Task statement:
Copy all the entries word for word, but omit the pictures.

--- START Data shown ---

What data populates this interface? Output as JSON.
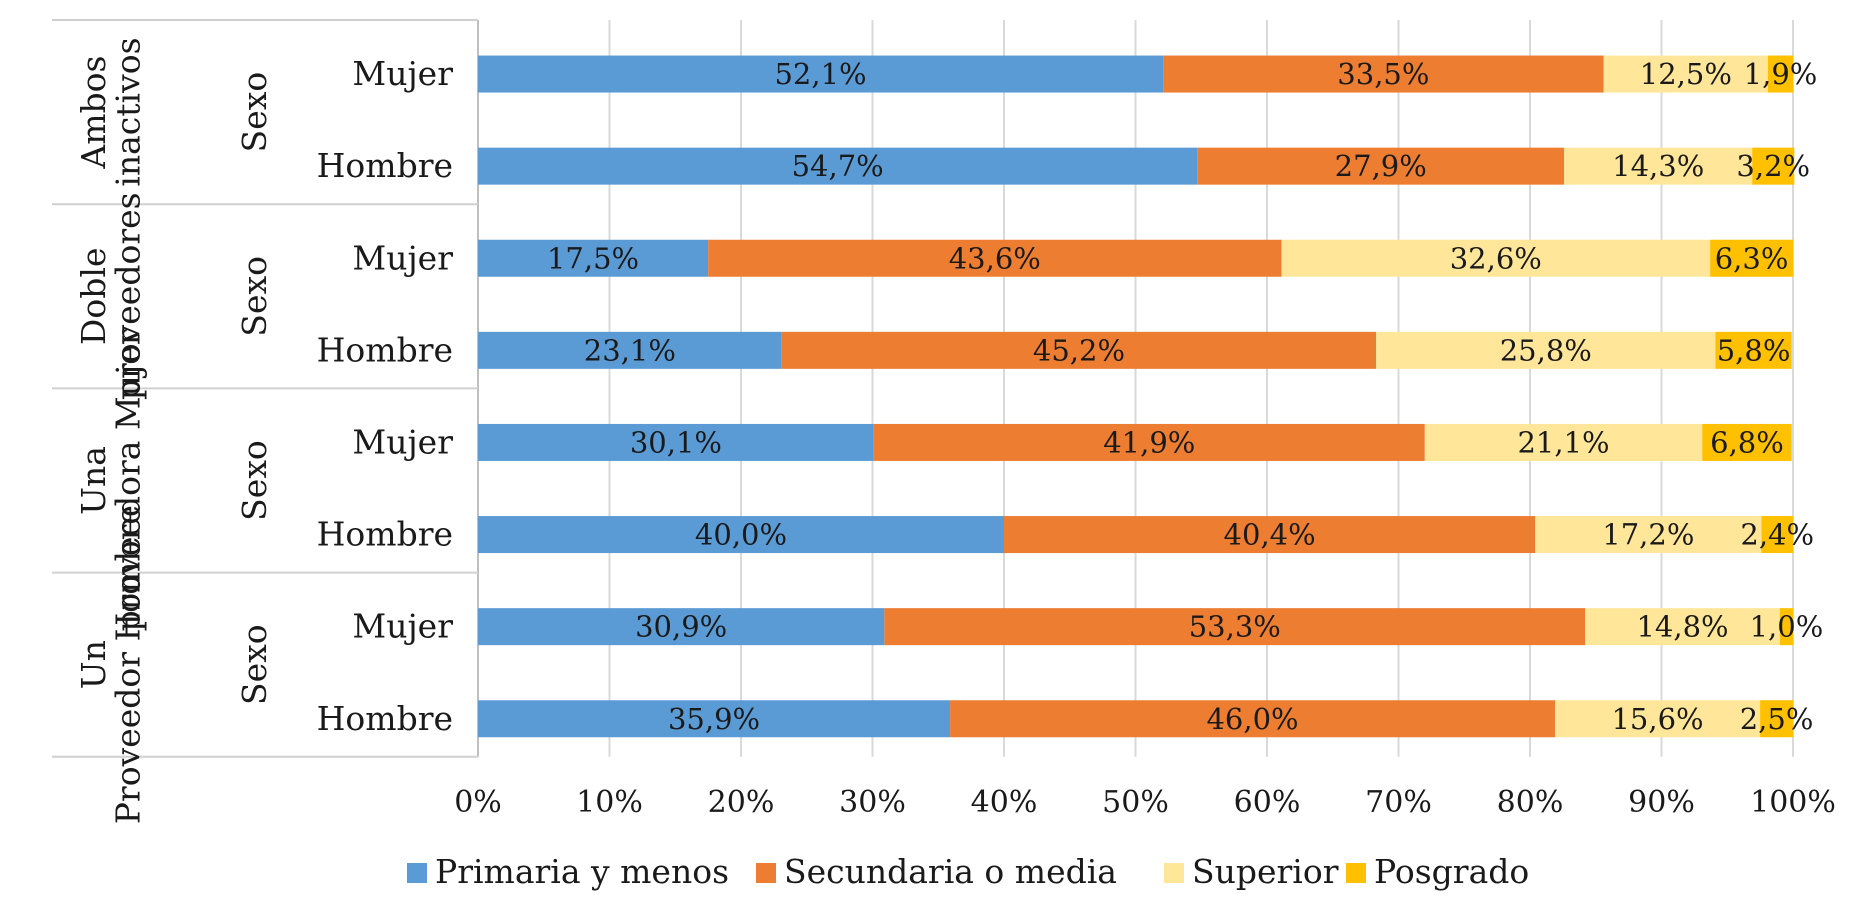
{
  "chart_data": {
    "type": "bar",
    "orientation": "horizontal",
    "stacked": "percent",
    "title": "",
    "xlabel": "",
    "ylabel": "",
    "xlim": [
      0,
      100
    ],
    "x_ticks": [
      "0%",
      "10%",
      "20%",
      "30%",
      "40%",
      "50%",
      "60%",
      "70%",
      "80%",
      "90%",
      "100%"
    ],
    "grid": "vertical",
    "legend_position": "bottom",
    "groups": [
      {
        "label": "Ambos inactivos",
        "sublabel": "Sexo",
        "rows": [
          "Mujer",
          "Hombre"
        ]
      },
      {
        "label": "Doble proveedores",
        "sublabel": "Sexo",
        "rows": [
          "Mujer",
          "Hombre"
        ]
      },
      {
        "label": "Una proveedora Mujer",
        "sublabel": "Sexo",
        "rows": [
          "Mujer",
          "Hombre"
        ]
      },
      {
        "label": "Un Proveedor Hombre",
        "sublabel": "Sexo",
        "rows": [
          "Mujer",
          "Hombre"
        ]
      }
    ],
    "series": [
      {
        "name": "Primaria y menos",
        "color": "#5B9BD5",
        "values": [
          52.1,
          54.7,
          17.5,
          23.1,
          30.1,
          40.0,
          30.9,
          35.9
        ],
        "labels": [
          "52,1%",
          "54,7%",
          "17,5%",
          "23,1%",
          "30,1%",
          "40,0%",
          "30,9%",
          "35,9%"
        ]
      },
      {
        "name": "Secundaria o media",
        "color": "#ED7D31",
        "values": [
          33.5,
          27.9,
          43.6,
          45.2,
          41.9,
          40.4,
          53.3,
          46.0
        ],
        "labels": [
          "33,5%",
          "27,9%",
          "43,6%",
          "45,2%",
          "41,9%",
          "40,4%",
          "53,3%",
          "46,0%"
        ]
      },
      {
        "name": "Superior",
        "color": "#FFE699",
        "values": [
          12.5,
          14.3,
          32.6,
          25.8,
          21.1,
          17.2,
          14.8,
          15.6
        ],
        "labels": [
          "12,5%",
          "14,3%",
          "32,6%",
          "25,8%",
          "21,1%",
          "17,2%",
          "14,8%",
          "15,6%"
        ]
      },
      {
        "name": "Posgrado",
        "color": "#FFC000",
        "values": [
          1.9,
          3.2,
          6.3,
          5.8,
          6.8,
          2.4,
          1.0,
          2.5
        ],
        "labels": [
          "1,9%",
          "3,2%",
          "6,3%",
          "5,8%",
          "6,8%",
          "2,4%",
          "1,0%",
          "2,5%"
        ]
      }
    ]
  }
}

--- END Data shown ---

Response to the exercise:
What data populates this interface? Output as JSON.
{
  "chart_data": {
    "type": "bar",
    "orientation": "horizontal",
    "stacked": "percent",
    "title": "",
    "xlabel": "",
    "ylabel": "",
    "xlim": [
      0,
      100
    ],
    "x_ticks": [
      "0%",
      "10%",
      "20%",
      "30%",
      "40%",
      "50%",
      "60%",
      "70%",
      "80%",
      "90%",
      "100%"
    ],
    "grid": "vertical",
    "legend_position": "bottom",
    "groups": [
      {
        "label": "Ambos inactivos",
        "sublabel": "Sexo",
        "rows": [
          "Mujer",
          "Hombre"
        ]
      },
      {
        "label": "Doble proveedores",
        "sublabel": "Sexo",
        "rows": [
          "Mujer",
          "Hombre"
        ]
      },
      {
        "label": "Una proveedora Mujer",
        "sublabel": "Sexo",
        "rows": [
          "Mujer",
          "Hombre"
        ]
      },
      {
        "label": "Un Proveedor Hombre",
        "sublabel": "Sexo",
        "rows": [
          "Mujer",
          "Hombre"
        ]
      }
    ],
    "series": [
      {
        "name": "Primaria y menos",
        "color": "#5B9BD5",
        "values": [
          52.1,
          54.7,
          17.5,
          23.1,
          30.1,
          40.0,
          30.9,
          35.9
        ],
        "labels": [
          "52,1%",
          "54,7%",
          "17,5%",
          "23,1%",
          "30,1%",
          "40,0%",
          "30,9%",
          "35,9%"
        ]
      },
      {
        "name": "Secundaria o media",
        "color": "#ED7D31",
        "values": [
          33.5,
          27.9,
          43.6,
          45.2,
          41.9,
          40.4,
          53.3,
          46.0
        ],
        "labels": [
          "33,5%",
          "27,9%",
          "43,6%",
          "45,2%",
          "41,9%",
          "40,4%",
          "53,3%",
          "46,0%"
        ]
      },
      {
        "name": "Superior",
        "color": "#FFE699",
        "values": [
          12.5,
          14.3,
          32.6,
          25.8,
          21.1,
          17.2,
          14.8,
          15.6
        ],
        "labels": [
          "12,5%",
          "14,3%",
          "32,6%",
          "25,8%",
          "21,1%",
          "17,2%",
          "14,8%",
          "15,6%"
        ]
      },
      {
        "name": "Posgrado",
        "color": "#FFC000",
        "values": [
          1.9,
          3.2,
          6.3,
          5.8,
          6.8,
          2.4,
          1.0,
          2.5
        ],
        "labels": [
          "1,9%",
          "3,2%",
          "6,3%",
          "5,8%",
          "6,8%",
          "2,4%",
          "1,0%",
          "2,5%"
        ]
      }
    ]
  }
}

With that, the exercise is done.